* TEXTE PROPOSÉ
■ ■ ■
Réf. : Cass. civ. 3, 13 juin 2024, n° 23-11.053, FS-B N° Lexbase : A78865HK
Lecture: 6 min
N9718BZX
Citer l'article
Créer un lien vers ce contenu
par Julien Laurent, Professeur à l’Université de Toulouse Capitole, Agrégé des facultés, Centre IEJUC
Le 27 Juin 2024
► Un local affecté à un usage d'habitation au 1er janvier 1970 ne perd pas cet usage lorsqu'il est ultérieurement réuni avec un autre local, quel que soit l'usage de ce dernier, tout changement d’usage du lot réuni est donc soumis à autorisation préalable.
Par un arrêt du 13 juin, publié au bulletin, la troisième chambre civile de la Cour de cassation énonce pour la première fois à notre connaissance qu’un local affecté à usage d’habitation à la date de référence du 1er janvier 1970 ne perd pas cet usage lorsqu’il est ultérieurement réuni avec un autre local, quel que soit l’usage de ce dernier.
Pour rappel, le changement d’usage des immeubles à usage d’habitation est réglementé. Ce régime (à l’origine issu d’une vieille réglementation de 1922, relative au contrôle des loyers) est codifié dans le Code de la construction et de l’habitation en 1978 aux articles L. 631-7 N° Lexbase : L0141LNK et suivants (au sein du Livre 6 : « Mesures tendant à remédier à des difficultés exceptionnelles de logement »). Il concerne les villes de plus de 200 000 habitants et celles des départements des Hauts-de-Seine, de la Seine-Saint-Denis et du Val-de-Marne. Dans ces communes, le changement d'usage des locaux destinés à l'habitation est, dans les conditions fixées par l'article L. 631-7-1 N° Lexbase : L2375IBL, soumis à autorisation préalable, étant entendu que la loi « ALUR » N° Lexbase : L8342IZY a précisé la notion de changement au dernier alinéa de l’article L. 631-7 comme « le fait de louer un local meublé destiné à l'habitation de manière répétée pour de courtes durées à une clientèle de passage qui n'y élit pas domicile constitue un changement d'usage au sens du présent article ». En cas de changement d’usage sans autorisation, le contrevenant s’expose à des amendes civiles, que prévoit l’article L. 651-2 N° Lexbase : L2308LRW du même code.
■ ■ ■
(Données enregistrées)
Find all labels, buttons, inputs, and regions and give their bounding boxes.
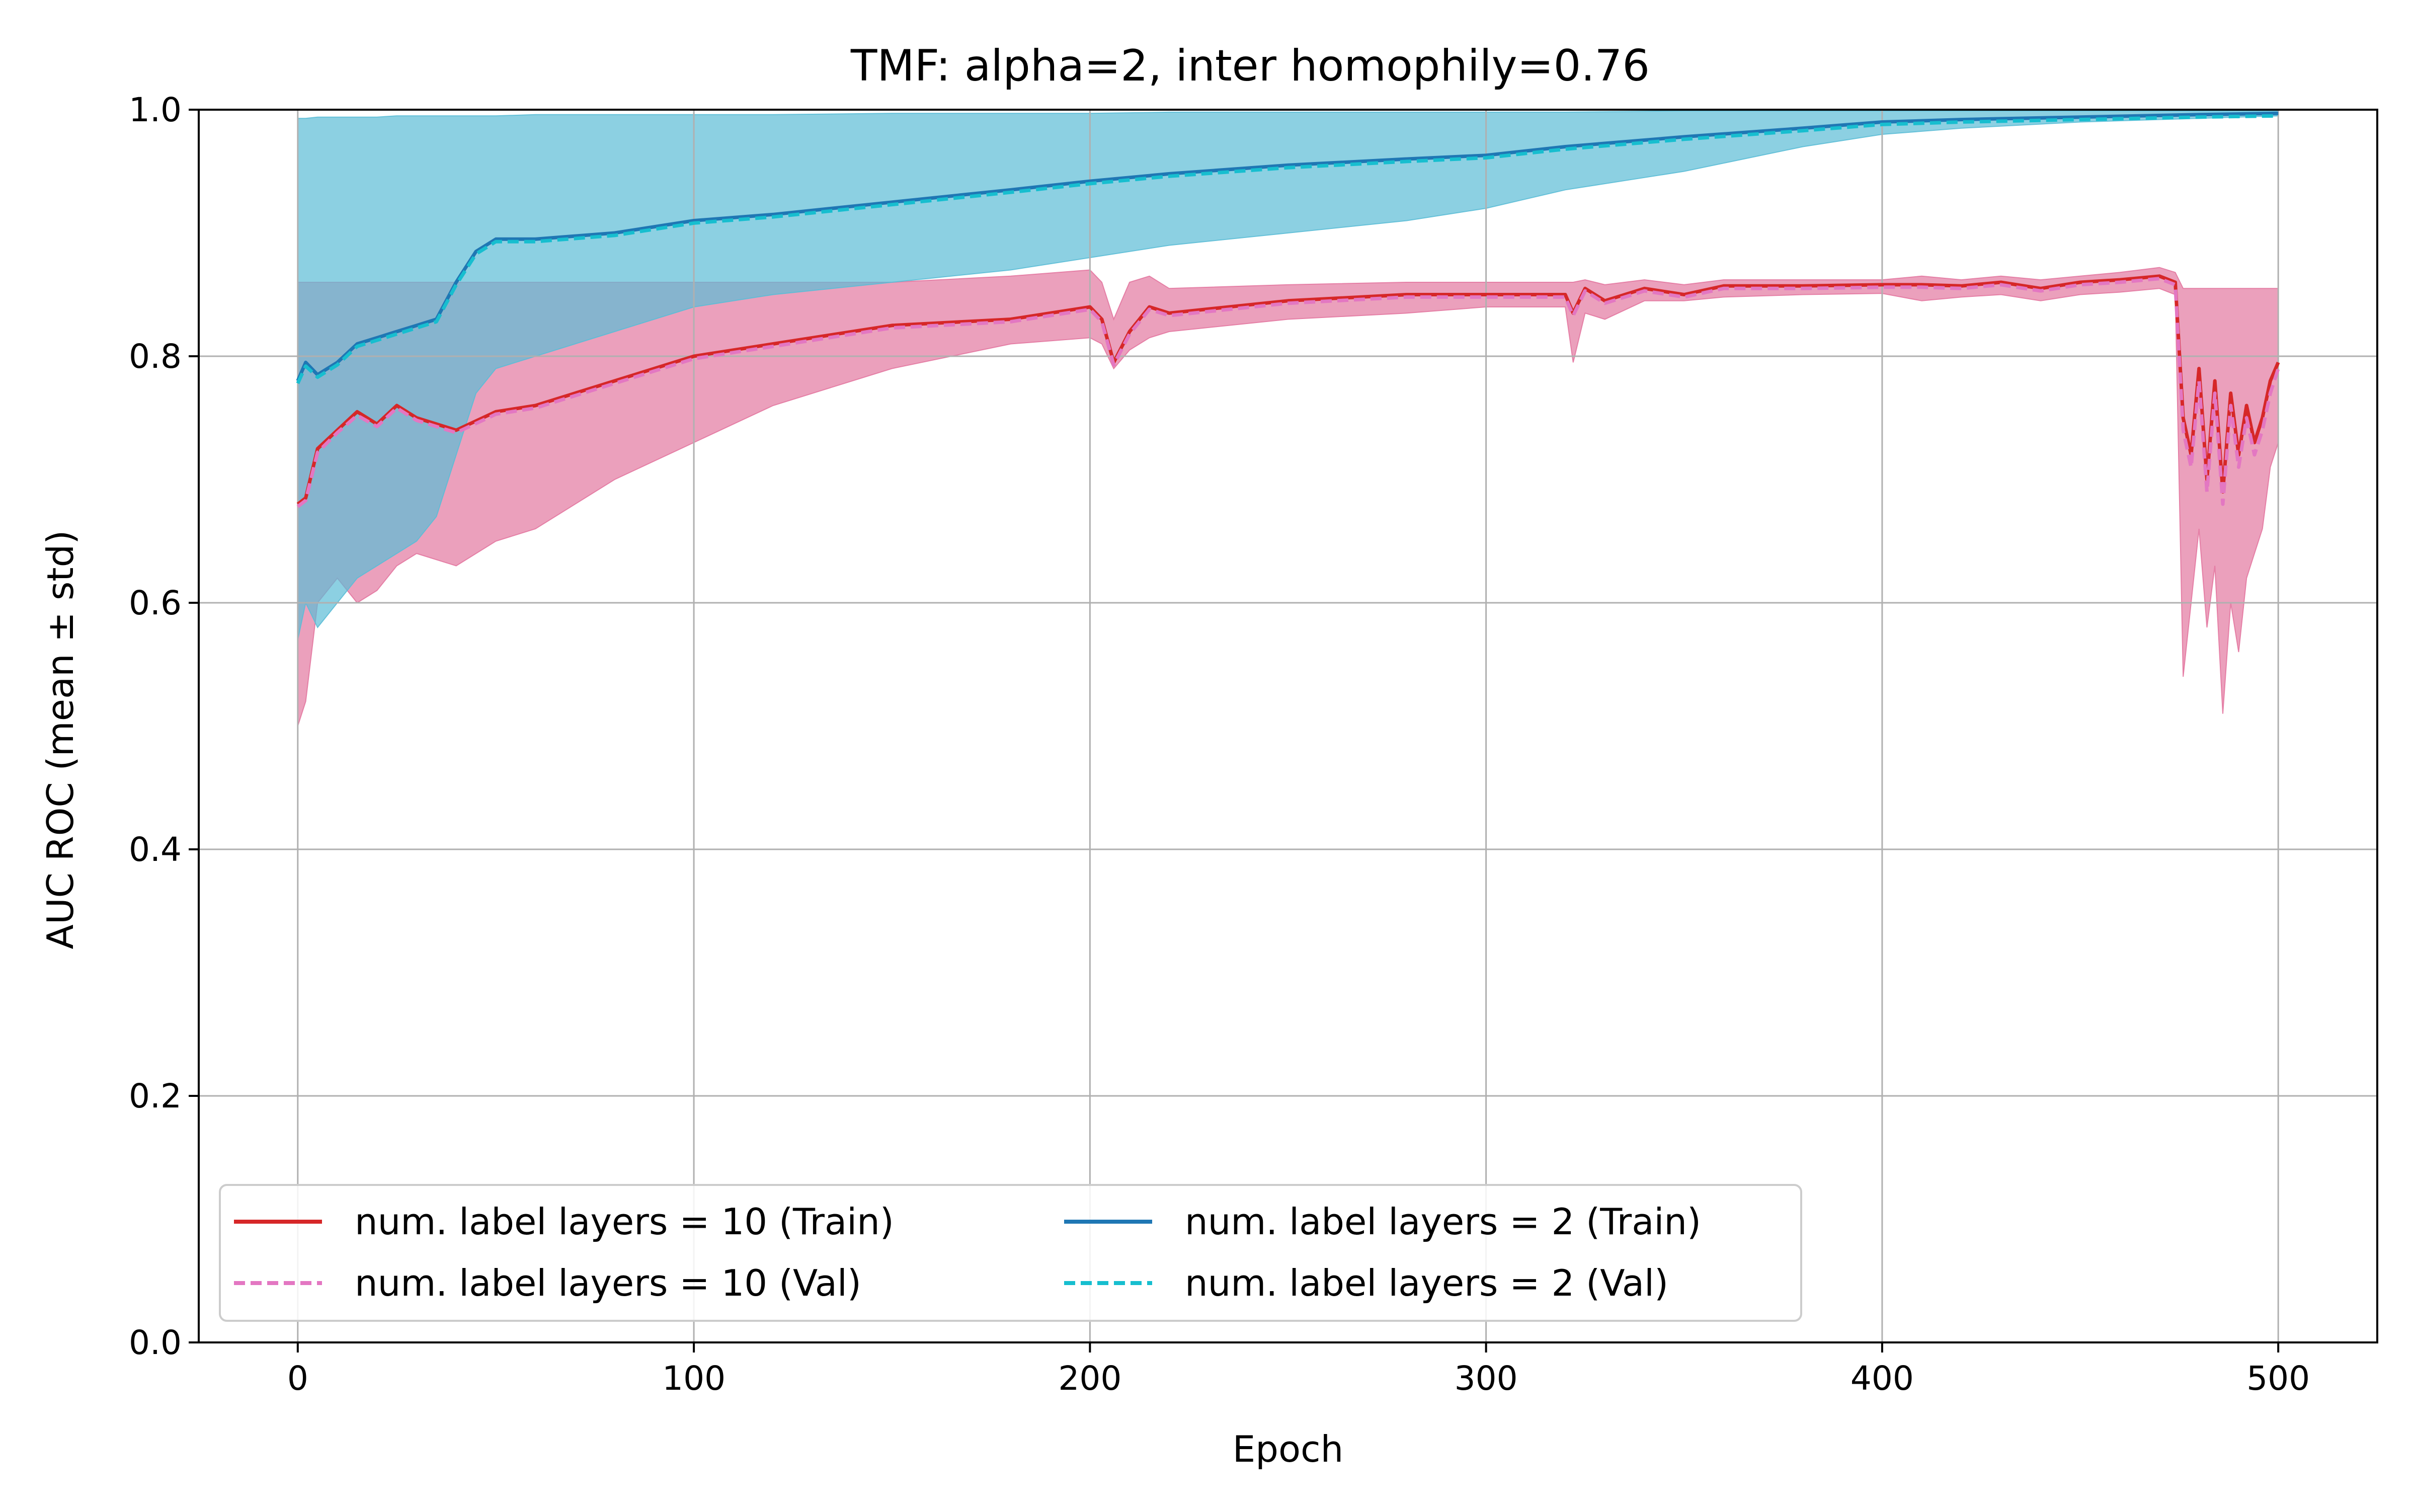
series-line-1 <box>296 277 2280 508</box>
chart-title: TMF: alpha=2, inter homophily=0.76 <box>850 41 1650 91</box>
y-tick-label-5: 1.0 <box>129 91 182 129</box>
series-line-3 <box>296 114 2279 384</box>
x-tick-label-1: 100 <box>662 1359 726 1398</box>
y-tick-label-0: 0.0 <box>129 1323 182 1362</box>
legend-label-0: num. label layers = 10 (Train) <box>355 1201 894 1243</box>
y-tick-label-2: 0.4 <box>129 830 182 869</box>
x-axis-ticks: 0 100 200 300 400 500 <box>287 1342 2310 1398</box>
series-lines <box>296 111 2280 508</box>
x-axis-label: Epoch <box>1233 1428 1343 1470</box>
x-tick-label-0: 0 <box>287 1359 308 1398</box>
legend: num. label layers = 10 (Train) num. label… <box>219 1184 1802 1322</box>
y-axis-label: AUC ROC (mean ± std) <box>39 530 82 949</box>
legend-label-1: num. label layers = 10 (Val) <box>355 1262 861 1304</box>
y-tick-label-4: 0.8 <box>129 337 182 376</box>
legend-box <box>219 1184 1802 1322</box>
plot-frame <box>198 109 2378 1343</box>
x-tick-label-5: 500 <box>2246 1359 2310 1398</box>
y-tick-label-1: 0.2 <box>129 1077 182 1116</box>
series-line-2 <box>296 111 2279 382</box>
std-bands <box>297 110 2279 727</box>
legend-label-2: num. label layers = 2 (Train) <box>1185 1201 1701 1243</box>
y-tick-label-3: 0.6 <box>129 584 182 622</box>
x-tick-label-3: 300 <box>1455 1359 1518 1398</box>
x-tick-label-2: 200 <box>1058 1359 1121 1398</box>
y-axis-ticks: 0.0 0.2 0.4 0.6 0.8 1.0 <box>129 91 199 1362</box>
legend-label-3: num. label layers = 2 (Val) <box>1185 1262 1668 1304</box>
x-tick-label-4: 400 <box>1850 1359 1914 1398</box>
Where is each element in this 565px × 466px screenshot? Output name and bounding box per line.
■ ■ ■
* CONSIGNE
D'après le texte sur le changement d'usage des locaux d'habitation, dans quelles villes ce régime s'applique-t-il ?

* CORRIGÉ
Il s'applique dans les villes de plus de 200 000 habitants ainsi que dans celles des départements des Hauts-de-Seine, de la Seine-Saint-Denis et du Val-de-Marne.